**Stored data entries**
-- START --
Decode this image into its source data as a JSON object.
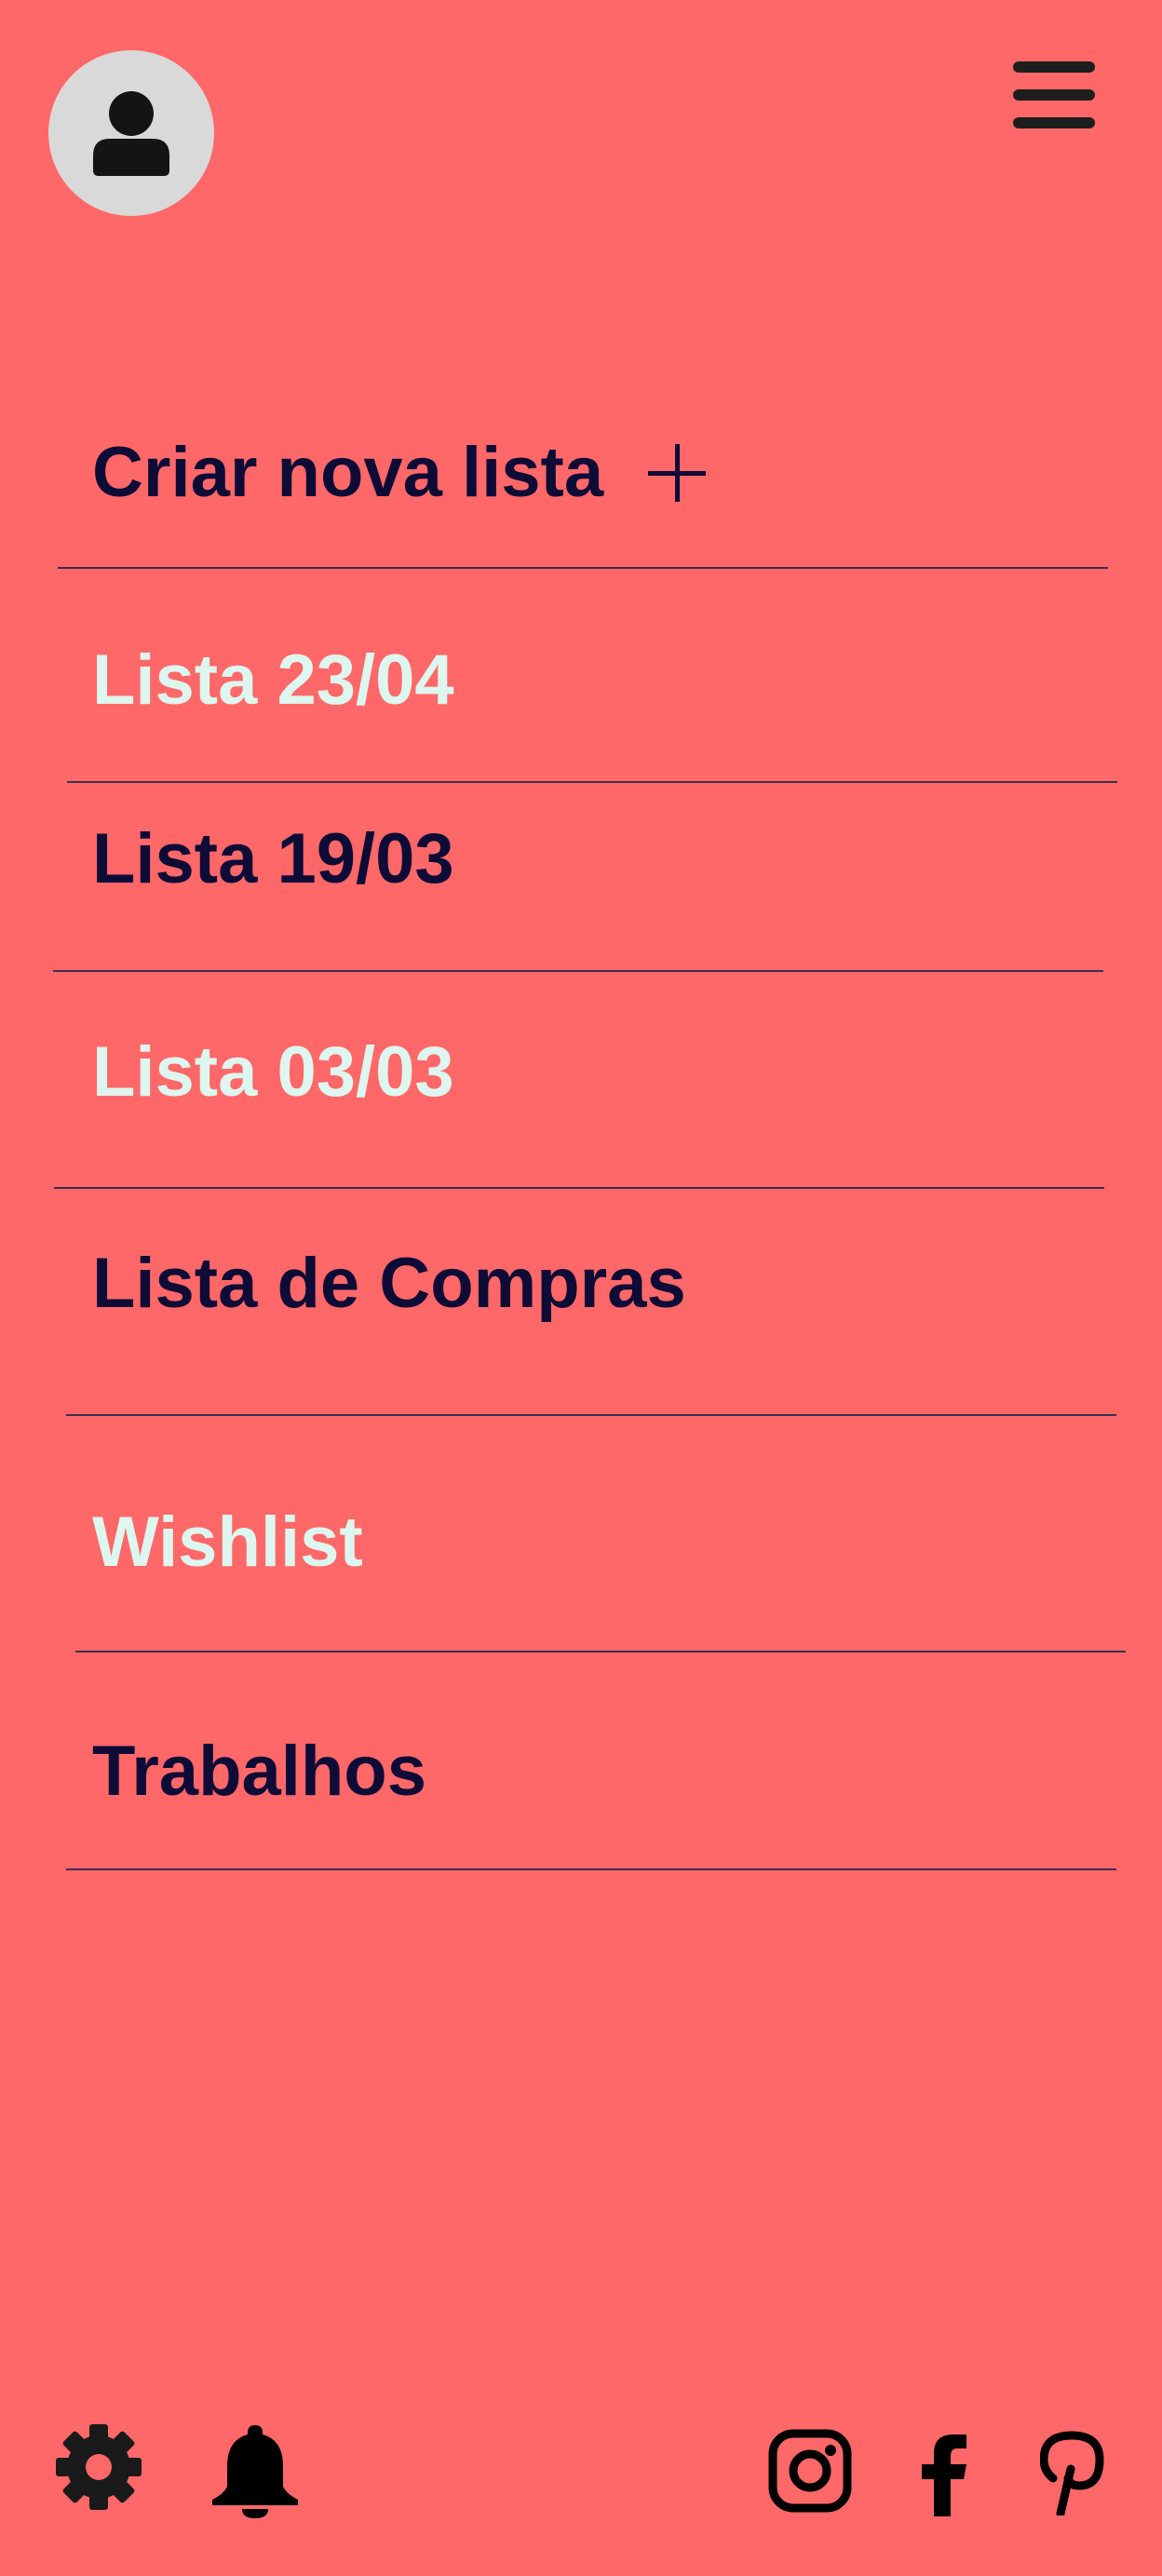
{
  "header": {
    "avatar_icon": "user-icon",
    "menu_icon": "hamburger-menu-icon"
  },
  "create": {
    "label": "Criar nova lista",
    "icon": "plus-icon"
  },
  "lists": [
    {
      "label": "Lista 23/04",
      "color": "#DDF6EF"
    },
    {
      "label": "Lista 19/03",
      "color": "#0E0B37"
    },
    {
      "label": "Lista 03/03",
      "color": "#DDF6EF"
    },
    {
      "label": "Lista de Compras",
      "color": "#0E0B37"
    },
    {
      "label": "Wishlist",
      "color": "#DDF6EF"
    },
    {
      "label": "Trabalhos",
      "color": "#0E0B37"
    }
  ],
  "footer": {
    "icons": [
      "gear-icon",
      "bell-icon",
      "instagram-icon",
      "facebook-icon",
      "pinterest-icon"
    ]
  },
  "colors": {
    "background": "#FF6868",
    "dark_text": "#0E0B37",
    "light_text": "#DDF6EF",
    "divider": "#3D2E4E",
    "avatar_bg": "#D9D9D9"
  }
}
-- END --
**DIRECTIONS FOR THIS TASK**
Set each line of the records down exactly, leaving every picture out.

**ANSWER BELOW**
Decode this image into its source data as a JSON object.
{
  "header": {
    "avatar_icon": "user-icon",
    "menu_icon": "hamburger-menu-icon"
  },
  "create": {
    "label": "Criar nova lista",
    "icon": "plus-icon"
  },
  "lists": [
    {
      "label": "Lista 23/04",
      "color": "#DDF6EF"
    },
    {
      "label": "Lista 19/03",
      "color": "#0E0B37"
    },
    {
      "label": "Lista 03/03",
      "color": "#DDF6EF"
    },
    {
      "label": "Lista de Compras",
      "color": "#0E0B37"
    },
    {
      "label": "Wishlist",
      "color": "#DDF6EF"
    },
    {
      "label": "Trabalhos",
      "color": "#0E0B37"
    }
  ],
  "footer": {
    "icons": [
      "gear-icon",
      "bell-icon",
      "instagram-icon",
      "facebook-icon",
      "pinterest-icon"
    ]
  },
  "colors": {
    "background": "#FF6868",
    "dark_text": "#0E0B37",
    "light_text": "#DDF6EF",
    "divider": "#3D2E4E",
    "avatar_bg": "#D9D9D9"
  }
}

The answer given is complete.